◆ WRITTEN INSTRUCTION ◆
Each entry below is to be extracted exactly.

━━ EXERCISE INPUT ━━

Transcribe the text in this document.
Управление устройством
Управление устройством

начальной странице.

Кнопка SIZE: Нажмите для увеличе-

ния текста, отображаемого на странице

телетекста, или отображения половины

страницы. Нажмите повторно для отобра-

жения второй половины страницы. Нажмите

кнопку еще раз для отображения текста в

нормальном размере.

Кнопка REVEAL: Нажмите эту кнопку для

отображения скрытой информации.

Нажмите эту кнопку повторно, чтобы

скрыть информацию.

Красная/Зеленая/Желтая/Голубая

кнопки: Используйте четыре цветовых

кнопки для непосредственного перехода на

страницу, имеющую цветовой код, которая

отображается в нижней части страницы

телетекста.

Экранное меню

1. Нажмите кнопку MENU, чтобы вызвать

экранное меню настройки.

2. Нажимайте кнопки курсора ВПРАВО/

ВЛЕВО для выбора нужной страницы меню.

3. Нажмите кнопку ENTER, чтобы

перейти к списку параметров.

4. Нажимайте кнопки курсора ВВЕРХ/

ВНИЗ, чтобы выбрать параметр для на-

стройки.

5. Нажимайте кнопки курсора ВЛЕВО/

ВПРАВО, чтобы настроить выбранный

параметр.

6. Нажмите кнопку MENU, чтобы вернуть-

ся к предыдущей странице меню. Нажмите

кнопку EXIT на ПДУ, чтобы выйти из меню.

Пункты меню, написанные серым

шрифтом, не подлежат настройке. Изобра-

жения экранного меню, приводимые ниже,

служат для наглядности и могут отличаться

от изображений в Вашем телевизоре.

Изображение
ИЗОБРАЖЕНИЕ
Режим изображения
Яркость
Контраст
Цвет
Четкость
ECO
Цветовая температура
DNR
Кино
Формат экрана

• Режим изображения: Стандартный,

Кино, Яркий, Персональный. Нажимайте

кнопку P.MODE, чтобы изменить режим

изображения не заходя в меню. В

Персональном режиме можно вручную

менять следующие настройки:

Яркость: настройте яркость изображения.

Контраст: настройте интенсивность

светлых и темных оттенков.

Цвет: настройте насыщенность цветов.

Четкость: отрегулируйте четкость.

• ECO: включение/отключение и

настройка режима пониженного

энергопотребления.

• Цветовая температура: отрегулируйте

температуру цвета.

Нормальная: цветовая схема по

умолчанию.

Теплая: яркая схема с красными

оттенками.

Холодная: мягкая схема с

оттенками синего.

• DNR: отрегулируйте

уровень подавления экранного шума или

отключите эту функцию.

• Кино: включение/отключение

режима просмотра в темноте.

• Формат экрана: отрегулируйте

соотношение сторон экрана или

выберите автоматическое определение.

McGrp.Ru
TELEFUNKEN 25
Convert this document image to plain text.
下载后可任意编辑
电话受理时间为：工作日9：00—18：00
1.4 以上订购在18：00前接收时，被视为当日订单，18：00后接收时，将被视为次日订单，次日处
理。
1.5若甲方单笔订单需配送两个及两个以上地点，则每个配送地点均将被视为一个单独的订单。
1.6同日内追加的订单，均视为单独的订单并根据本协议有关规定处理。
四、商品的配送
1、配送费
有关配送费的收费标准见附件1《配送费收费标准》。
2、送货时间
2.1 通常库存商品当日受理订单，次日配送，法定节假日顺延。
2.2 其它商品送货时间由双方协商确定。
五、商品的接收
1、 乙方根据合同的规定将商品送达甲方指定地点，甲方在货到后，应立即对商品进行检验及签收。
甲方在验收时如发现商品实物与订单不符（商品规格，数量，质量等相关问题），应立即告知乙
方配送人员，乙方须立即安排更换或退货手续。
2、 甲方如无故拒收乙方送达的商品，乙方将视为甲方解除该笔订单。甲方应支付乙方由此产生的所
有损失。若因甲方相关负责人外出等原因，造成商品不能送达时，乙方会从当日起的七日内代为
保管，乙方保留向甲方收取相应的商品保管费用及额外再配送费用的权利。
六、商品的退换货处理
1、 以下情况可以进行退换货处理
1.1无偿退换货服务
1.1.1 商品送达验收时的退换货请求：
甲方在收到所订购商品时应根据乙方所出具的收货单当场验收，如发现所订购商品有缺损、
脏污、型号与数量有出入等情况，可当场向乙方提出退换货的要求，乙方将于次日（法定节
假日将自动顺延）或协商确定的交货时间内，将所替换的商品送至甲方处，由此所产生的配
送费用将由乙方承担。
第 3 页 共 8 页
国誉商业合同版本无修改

━━━

◆ RESPONSE TO THIS TASK ◆
Transcribe the text in this document.
Управление устройством
Управление устройством

начальной странице.

Кнопка SIZE: Нажмите для увеличе-

ния текста, отображаемого на странице

телетекста, или отображения половины

страницы. Нажмите повторно для отобра-

жения второй половины страницы. Нажмите

кнопку еще раз для отображения текста в

нормальном размере.

Кнопка REVEAL: Нажмите эту кнопку для

отображения скрытой информации.

Нажмите эту кнопку повторно, чтобы

скрыть информацию.

Красная/Зеленая/Желтая/Голубая

кнопки: Используйте четыре цветовых

кнопки для непосредственного перехода на

страницу, имеющую цветовой код, которая

отображается в нижней части страницы

телетекста.

Экранное меню

1. Нажмите кнопку MENU, чтобы вызвать

экранное меню настройки.

2. Нажимайте кнопки курсора ВПРАВО/

ВЛЕВО для выбора нужной страницы меню.

3. Нажмите кнопку ENTER, чтобы

перейти к списку параметров.

4. Нажимайте кнопки курсора ВВЕРХ/

ВНИЗ, чтобы выбрать параметр для на-

стройки.

5. Нажимайте кнопки курсора ВЛЕВО/

ВПРАВО, чтобы настроить выбранный

параметр.

6. Нажмите кнопку MENU, чтобы вернуть-

ся к предыдущей странице меню. Нажмите

кнопку EXIT на ПДУ, чтобы выйти из меню.

Пункты меню, написанные серым

шрифтом, не подлежат настройке. Изобра-

жения экранного меню, приводимые ниже,

служат для наглядности и могут отличаться

от изображений в Вашем телевизоре.

Изображение
ИЗОБРАЖЕНИЕ
Режим изображения
Яркость
Контраст
Цвет
Четкость
ECO
Цветовая температура
DNR
Кино
Формат экрана

• Режим изображения: Стандартный,

Кино, Яркий, Персональный. Нажимайте

кнопку P.MODE, чтобы изменить режим

изображения не заходя в меню. В

Персональном режиме можно вручную

менять следующие настройки:

Яркость: настройте яркость изображения.

Контраст: настройте интенсивность

светлых и темных оттенков.

Цвет: настройте насыщенность цветов.

Четкость: отрегулируйте четкость.

• ECO: включение/отключение и

настройка режима пониженного

энергопотребления.

• Цветовая температура: отрегулируйте

температуру цвета.

Нормальная: цветовая схема по

умолчанию.

Теплая: яркая схема с красными

оттенками.

Холодная: мягкая схема с

оттенками синего.

• DNR: отрегулируйте

уровень подавления экранного шума или

отключите эту функцию.

• Кино: включение/отключение

режима просмотра в темноте.

• Формат экрана: отрегулируйте

соотношение сторон экрана или

выберите автоматическое определение.

McGrp.Ru
TELEFUNKEN 25
Convert this document image to plain text.
下载后可任意编辑
电话受理时间为：工作日9：00—18：00
1.4 以上订购在18：00前接收时，被视为当日订单，18：00后接收时，将被视为次日订单，次日处
理。
1.5若甲方单笔订单需配送两个及两个以上地点，则每个配送地点均将被视为一个单独的订单。
1.6同日内追加的订单，均视为单独的订单并根据本协议有关规定处理。
四、商品的配送
1、配送费
有关配送费的收费标准见附件1《配送费收费标准》。
2、送货时间
2.1 通常库存商品当日受理订单，次日配送，法定节假日顺延。
2.2 其它商品送货时间由双方协商确定。
五、商品的接收
1、 乙方根据合同的规定将商品送达甲方指定地点，甲方在货到后，应立即对商品进行检验及签收。
甲方在验收时如发现商品实物与订单不符（商品规格，数量，质量等相关问题），应立即告知乙
方配送人员，乙方须立即安排更换或退货手续。
2、 甲方如无故拒收乙方送达的商品，乙方将视为甲方解除该笔订单。甲方应支付乙方由此产生的所
有损失。若因甲方相关负责人外出等原因，造成商品不能送达时，乙方会从当日起的七日内代为
保管，乙方保留向甲方收取相应的商品保管费用及额外再配送费用的权利。
六、商品的退换货处理
1、 以下情况可以进行退换货处理
1.1无偿退换货服务
1.1.1 商品送达验收时的退换货请求：
甲方在收到所订购商品时应根据乙方所出具的收货单当场验收，如发现所订购商品有缺损、
脏污、型号与数量有出入等情况，可当场向乙方提出退换货的要求，乙方将于次日（法定节
假日将自动顺延）或协商确定的交货时间内，将所替换的商品送至甲方处，由此所产生的配
送费用将由乙方承担。
第 3 页 共 8 页
国誉商业合同版本无修改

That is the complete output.